| Task to complete |
Figure out how many lines of the material below contain the word "입학생을". Answer with the number only.

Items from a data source

########################################

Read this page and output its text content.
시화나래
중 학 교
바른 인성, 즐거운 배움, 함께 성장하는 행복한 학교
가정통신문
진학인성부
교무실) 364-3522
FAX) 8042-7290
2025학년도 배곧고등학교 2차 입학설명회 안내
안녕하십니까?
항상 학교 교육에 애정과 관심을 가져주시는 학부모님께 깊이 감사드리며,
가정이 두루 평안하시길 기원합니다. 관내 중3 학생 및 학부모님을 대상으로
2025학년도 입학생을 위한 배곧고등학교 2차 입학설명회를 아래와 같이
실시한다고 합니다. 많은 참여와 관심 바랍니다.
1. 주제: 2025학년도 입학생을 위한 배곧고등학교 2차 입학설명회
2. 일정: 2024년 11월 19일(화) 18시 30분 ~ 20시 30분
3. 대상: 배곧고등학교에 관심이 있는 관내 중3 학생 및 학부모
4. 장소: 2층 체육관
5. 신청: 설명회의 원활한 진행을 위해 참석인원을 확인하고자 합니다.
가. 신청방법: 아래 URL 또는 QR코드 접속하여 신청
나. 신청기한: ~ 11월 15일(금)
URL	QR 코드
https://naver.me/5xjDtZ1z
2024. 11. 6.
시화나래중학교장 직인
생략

########################################

| The output |
2